### INSTRUCTIONS TO FOLLOW
Quote, word for word, every line starting at the line that contains "What data populates" and ending with the last line of the records; include both of these lines and no others.

====== RECORDS TO PROCESS ======

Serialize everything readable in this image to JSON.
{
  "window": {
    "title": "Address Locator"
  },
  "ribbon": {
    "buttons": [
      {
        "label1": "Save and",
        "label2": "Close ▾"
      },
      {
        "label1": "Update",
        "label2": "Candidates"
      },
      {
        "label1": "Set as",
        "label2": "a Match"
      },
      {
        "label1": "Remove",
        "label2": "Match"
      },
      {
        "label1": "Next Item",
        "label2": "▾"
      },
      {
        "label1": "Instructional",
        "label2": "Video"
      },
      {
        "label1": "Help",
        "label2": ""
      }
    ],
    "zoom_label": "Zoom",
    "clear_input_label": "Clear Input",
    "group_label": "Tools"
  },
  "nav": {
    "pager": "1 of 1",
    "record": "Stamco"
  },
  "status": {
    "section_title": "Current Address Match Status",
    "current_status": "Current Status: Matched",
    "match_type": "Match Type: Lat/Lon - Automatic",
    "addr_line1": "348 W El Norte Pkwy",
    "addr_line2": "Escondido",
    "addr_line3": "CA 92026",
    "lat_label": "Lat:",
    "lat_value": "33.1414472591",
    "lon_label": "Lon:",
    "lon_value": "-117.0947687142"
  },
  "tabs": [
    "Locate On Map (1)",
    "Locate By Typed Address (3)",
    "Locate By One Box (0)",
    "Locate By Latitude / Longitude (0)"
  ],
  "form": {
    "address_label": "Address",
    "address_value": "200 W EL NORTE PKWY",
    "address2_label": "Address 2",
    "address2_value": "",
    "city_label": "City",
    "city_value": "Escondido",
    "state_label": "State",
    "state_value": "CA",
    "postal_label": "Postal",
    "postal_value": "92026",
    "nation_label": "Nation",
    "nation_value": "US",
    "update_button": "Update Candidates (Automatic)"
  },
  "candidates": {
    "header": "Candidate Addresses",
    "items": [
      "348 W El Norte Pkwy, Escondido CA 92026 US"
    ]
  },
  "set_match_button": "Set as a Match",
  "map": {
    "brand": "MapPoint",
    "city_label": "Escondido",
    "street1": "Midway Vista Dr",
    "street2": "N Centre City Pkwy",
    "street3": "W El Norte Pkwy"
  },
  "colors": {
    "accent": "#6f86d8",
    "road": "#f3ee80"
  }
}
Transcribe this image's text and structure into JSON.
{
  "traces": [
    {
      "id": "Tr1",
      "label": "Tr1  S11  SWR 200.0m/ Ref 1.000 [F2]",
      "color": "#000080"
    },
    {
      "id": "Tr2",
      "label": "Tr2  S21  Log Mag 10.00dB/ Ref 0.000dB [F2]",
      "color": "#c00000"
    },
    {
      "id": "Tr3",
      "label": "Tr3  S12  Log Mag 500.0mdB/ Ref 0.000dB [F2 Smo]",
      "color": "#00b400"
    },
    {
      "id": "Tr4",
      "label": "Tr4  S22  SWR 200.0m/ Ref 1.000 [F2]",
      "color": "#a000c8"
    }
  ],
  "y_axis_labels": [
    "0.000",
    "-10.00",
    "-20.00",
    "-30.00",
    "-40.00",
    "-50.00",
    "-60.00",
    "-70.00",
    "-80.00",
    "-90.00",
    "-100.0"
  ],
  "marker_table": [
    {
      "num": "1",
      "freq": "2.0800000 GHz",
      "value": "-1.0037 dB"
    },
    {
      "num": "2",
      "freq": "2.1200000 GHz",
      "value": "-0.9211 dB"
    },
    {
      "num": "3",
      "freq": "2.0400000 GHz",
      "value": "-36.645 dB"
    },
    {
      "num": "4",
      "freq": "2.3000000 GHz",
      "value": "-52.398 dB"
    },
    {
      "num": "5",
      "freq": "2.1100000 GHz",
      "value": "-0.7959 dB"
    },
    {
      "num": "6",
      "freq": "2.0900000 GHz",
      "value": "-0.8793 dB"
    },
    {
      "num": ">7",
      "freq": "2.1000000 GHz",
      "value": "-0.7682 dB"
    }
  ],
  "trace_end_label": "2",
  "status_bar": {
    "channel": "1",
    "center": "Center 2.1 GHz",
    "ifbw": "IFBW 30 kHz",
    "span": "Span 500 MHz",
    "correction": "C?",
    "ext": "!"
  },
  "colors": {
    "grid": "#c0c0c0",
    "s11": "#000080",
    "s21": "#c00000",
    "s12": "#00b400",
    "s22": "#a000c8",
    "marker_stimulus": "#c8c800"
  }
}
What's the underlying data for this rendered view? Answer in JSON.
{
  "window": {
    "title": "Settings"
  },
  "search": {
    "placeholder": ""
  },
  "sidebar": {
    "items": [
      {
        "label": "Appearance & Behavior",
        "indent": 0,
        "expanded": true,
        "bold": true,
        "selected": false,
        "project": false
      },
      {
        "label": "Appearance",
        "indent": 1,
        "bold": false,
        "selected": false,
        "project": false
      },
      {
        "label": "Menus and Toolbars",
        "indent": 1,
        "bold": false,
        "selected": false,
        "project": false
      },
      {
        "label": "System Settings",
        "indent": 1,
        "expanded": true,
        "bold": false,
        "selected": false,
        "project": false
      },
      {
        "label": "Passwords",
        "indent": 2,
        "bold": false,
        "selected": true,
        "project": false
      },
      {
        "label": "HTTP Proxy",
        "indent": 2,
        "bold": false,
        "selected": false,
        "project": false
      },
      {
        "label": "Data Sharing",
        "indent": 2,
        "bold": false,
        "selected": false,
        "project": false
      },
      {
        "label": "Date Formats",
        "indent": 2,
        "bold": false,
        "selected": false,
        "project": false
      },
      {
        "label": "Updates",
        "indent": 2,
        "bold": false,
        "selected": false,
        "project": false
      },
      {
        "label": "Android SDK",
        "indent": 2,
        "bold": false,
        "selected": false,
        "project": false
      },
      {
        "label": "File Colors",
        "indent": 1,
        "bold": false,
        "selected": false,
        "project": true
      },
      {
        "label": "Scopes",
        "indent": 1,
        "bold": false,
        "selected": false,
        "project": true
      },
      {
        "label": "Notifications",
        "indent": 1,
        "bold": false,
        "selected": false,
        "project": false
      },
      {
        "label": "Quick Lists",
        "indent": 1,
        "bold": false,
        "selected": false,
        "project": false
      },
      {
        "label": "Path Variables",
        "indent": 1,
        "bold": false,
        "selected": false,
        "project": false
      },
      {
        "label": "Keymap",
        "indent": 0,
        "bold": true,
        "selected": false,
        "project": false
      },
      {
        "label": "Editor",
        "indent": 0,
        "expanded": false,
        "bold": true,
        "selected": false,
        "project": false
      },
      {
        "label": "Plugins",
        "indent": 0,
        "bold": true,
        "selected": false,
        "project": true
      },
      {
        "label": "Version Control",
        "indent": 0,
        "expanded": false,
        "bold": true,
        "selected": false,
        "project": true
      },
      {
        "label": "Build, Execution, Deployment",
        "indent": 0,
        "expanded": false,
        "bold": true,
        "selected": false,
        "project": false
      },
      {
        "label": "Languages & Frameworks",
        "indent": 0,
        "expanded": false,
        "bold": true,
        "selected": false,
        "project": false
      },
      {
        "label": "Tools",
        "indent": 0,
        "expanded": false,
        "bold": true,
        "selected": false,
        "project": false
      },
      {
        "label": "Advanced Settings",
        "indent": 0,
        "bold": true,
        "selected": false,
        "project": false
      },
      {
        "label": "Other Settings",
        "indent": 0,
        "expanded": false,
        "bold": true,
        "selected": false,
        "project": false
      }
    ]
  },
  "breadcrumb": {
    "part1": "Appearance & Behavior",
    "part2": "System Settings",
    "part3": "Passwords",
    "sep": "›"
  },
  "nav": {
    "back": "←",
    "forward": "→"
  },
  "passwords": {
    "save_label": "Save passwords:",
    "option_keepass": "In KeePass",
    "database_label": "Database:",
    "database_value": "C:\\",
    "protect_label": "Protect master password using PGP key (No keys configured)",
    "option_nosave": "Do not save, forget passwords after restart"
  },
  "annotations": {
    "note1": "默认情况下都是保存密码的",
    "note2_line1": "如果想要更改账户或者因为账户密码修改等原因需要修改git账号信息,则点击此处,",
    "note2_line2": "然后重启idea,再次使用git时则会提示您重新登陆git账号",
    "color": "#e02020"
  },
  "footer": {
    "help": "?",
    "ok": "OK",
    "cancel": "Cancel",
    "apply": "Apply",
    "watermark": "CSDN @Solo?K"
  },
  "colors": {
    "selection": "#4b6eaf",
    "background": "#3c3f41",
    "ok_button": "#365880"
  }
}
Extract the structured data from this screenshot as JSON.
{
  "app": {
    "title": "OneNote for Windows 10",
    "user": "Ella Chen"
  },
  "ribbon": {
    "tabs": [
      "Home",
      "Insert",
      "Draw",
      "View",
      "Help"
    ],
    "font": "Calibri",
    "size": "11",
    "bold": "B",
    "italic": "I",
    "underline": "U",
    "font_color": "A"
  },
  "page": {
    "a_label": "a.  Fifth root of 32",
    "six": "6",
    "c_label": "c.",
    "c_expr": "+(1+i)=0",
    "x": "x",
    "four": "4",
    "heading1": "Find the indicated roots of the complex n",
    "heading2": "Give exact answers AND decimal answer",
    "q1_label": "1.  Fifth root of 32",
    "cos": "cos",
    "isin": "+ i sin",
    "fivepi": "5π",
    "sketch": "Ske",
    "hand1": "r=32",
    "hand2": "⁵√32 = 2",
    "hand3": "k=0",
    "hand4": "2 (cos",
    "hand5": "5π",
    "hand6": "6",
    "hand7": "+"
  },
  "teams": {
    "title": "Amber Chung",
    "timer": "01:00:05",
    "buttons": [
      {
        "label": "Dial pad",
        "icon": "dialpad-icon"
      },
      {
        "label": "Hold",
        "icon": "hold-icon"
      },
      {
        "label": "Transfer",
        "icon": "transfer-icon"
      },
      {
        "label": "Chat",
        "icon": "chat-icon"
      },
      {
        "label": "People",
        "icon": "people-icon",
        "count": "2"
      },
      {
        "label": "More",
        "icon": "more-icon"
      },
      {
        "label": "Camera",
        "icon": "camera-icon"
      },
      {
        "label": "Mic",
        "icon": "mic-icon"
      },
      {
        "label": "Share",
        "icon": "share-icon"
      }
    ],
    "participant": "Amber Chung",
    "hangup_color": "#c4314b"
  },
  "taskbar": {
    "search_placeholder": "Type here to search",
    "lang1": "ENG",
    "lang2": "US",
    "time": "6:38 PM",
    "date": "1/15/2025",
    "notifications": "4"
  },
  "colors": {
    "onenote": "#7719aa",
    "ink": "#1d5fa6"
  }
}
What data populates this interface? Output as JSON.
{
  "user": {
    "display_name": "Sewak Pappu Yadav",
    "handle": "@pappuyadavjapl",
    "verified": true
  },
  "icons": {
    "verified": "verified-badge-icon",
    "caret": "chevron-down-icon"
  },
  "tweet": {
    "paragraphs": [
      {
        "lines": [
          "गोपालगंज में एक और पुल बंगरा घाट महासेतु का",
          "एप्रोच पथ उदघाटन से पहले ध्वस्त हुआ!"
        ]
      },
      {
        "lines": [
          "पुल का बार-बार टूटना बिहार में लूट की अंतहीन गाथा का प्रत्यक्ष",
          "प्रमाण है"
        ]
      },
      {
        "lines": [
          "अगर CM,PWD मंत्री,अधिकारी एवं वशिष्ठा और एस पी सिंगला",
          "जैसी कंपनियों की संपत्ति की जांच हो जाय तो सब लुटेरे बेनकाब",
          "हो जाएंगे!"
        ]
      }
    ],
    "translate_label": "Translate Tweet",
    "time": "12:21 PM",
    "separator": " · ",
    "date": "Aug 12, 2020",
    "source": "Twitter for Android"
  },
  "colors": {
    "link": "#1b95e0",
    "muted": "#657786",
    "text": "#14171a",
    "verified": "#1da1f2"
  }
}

======

### SOLUTION TO THE PROBLEM
What data populates this interface? Output as JSON.
{
  "user": {
    "display_name": "Sewak Pappu Yadav",
    "handle": "@pappuyadavjapl",
    "verified": true
  },
  "icons": {
    "verified": "verified-badge-icon",
    "caret": "chevron-down-icon"
  },
  "tweet": {
    "paragraphs": [
      {
        "lines": [
          "गोपालगंज में एक और पुल बंगरा घाट महासेतु का",
          "एप्रोच पथ उदघाटन से पहले ध्वस्त हुआ!"
        ]
      },
      {
        "lines": [
          "पुल का बार-बार टूटना बिहार में लूट की अंतहीन गाथा का प्रत्यक्ष",
          "प्रमाण है"
        ]
      },
      {
        "lines": [
          "अगर CM,PWD मंत्री,अधिकारी एवं वशिष्ठा और एस पी सिंगला",
          "जैसी कंपनियों की संपत्ति की जांच हो जाय तो सब लुटेरे बेनकाब",
          "हो जाएंगे!"
        ]
      }
    ],
    "translate_label": "Translate Tweet",
    "time": "12:21 PM",
    "separator": " · ",
    "date": "Aug 12, 2020",
    "source": "Twitter for Android"
  },
  "colors": {
    "link": "#1b95e0",
    "muted": "#657786",
    "text": "#14171a",
    "verified": "#1da1f2"
  }
}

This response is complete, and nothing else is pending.